▶ _PROBLEM STATEMENT_
Copy each line below without leaving any out.

Rows from a dataset
=-=-=

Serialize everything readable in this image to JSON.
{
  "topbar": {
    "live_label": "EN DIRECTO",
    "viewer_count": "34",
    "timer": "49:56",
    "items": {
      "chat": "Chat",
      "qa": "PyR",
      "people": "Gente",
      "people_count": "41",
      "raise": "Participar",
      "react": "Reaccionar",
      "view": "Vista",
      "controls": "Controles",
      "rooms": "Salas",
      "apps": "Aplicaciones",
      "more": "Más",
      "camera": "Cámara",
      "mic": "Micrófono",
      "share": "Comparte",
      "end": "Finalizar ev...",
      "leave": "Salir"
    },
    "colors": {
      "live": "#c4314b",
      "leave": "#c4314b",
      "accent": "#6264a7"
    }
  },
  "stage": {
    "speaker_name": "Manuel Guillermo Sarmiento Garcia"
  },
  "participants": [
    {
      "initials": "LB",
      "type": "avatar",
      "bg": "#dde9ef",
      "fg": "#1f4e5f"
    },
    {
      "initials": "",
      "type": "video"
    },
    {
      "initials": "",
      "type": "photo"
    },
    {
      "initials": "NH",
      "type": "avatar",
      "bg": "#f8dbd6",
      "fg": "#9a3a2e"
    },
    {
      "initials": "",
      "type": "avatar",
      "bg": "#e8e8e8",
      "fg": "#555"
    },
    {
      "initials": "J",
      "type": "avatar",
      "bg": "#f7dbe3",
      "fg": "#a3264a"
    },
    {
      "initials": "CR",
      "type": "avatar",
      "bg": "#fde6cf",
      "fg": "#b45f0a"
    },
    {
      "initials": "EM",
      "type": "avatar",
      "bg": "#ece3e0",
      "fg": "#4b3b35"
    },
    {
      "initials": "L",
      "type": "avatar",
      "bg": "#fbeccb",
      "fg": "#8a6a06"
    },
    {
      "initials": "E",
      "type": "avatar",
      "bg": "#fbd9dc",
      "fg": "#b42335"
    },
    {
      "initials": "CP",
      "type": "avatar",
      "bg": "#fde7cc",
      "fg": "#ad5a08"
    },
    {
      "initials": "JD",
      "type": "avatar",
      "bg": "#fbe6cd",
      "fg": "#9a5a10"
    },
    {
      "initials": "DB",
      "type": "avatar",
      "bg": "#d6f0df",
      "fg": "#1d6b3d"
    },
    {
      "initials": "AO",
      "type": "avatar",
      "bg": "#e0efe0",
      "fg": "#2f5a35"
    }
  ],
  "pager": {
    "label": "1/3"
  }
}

=-=-=

▶ _TASK OUTPUT_
Serialize everything readable in this image to JSON.
{
  "topbar": {
    "live_label": "EN DIRECTO",
    "viewer_count": "34",
    "timer": "49:56",
    "items": {
      "chat": "Chat",
      "qa": "PyR",
      "people": "Gente",
      "people_count": "41",
      "raise": "Participar",
      "react": "Reaccionar",
      "view": "Vista",
      "controls": "Controles",
      "rooms": "Salas",
      "apps": "Aplicaciones",
      "more": "Más",
      "camera": "Cámara",
      "mic": "Micrófono",
      "share": "Comparte",
      "end": "Finalizar ev...",
      "leave": "Salir"
    },
    "colors": {
      "live": "#c4314b",
      "leave": "#c4314b",
      "accent": "#6264a7"
    }
  },
  "stage": {
    "speaker_name": "Manuel Guillermo Sarmiento Garcia"
  },
  "participants": [
    {
      "initials": "LB",
      "type": "avatar",
      "bg": "#dde9ef",
      "fg": "#1f4e5f"
    },
    {
      "initials": "",
      "type": "video"
    },
    {
      "initials": "",
      "type": "photo"
    },
    {
      "initials": "NH",
      "type": "avatar",
      "bg": "#f8dbd6",
      "fg": "#9a3a2e"
    },
    {
      "initials": "",
      "type": "avatar",
      "bg": "#e8e8e8",
      "fg": "#555"
    },
    {
      "initials": "J",
      "type": "avatar",
      "bg": "#f7dbe3",
      "fg": "#a3264a"
    },
    {
      "initials": "CR",
      "type": "avatar",
      "bg": "#fde6cf",
      "fg": "#b45f0a"
    },
    {
      "initials": "EM",
      "type": "avatar",
      "bg": "#ece3e0",
      "fg": "#4b3b35"
    },
    {
      "initials": "L",
      "type": "avatar",
      "bg": "#fbeccb",
      "fg": "#8a6a06"
    },
    {
      "initials": "E",
      "type": "avatar",
      "bg": "#fbd9dc",
      "fg": "#b42335"
    },
    {
      "initials": "CP",
      "type": "avatar",
      "bg": "#fde7cc",
      "fg": "#ad5a08"
    },
    {
      "initials": "JD",
      "type": "avatar",
      "bg": "#fbe6cd",
      "fg": "#9a5a10"
    },
    {
      "initials": "DB",
      "type": "avatar",
      "bg": "#d6f0df",
      "fg": "#1d6b3d"
    },
    {
      "initials": "AO",
      "type": "avatar",
      "bg": "#e0efe0",
      "fg": "#2f5a35"
    }
  ],
  "pager": {
    "label": "1/3"
  }
}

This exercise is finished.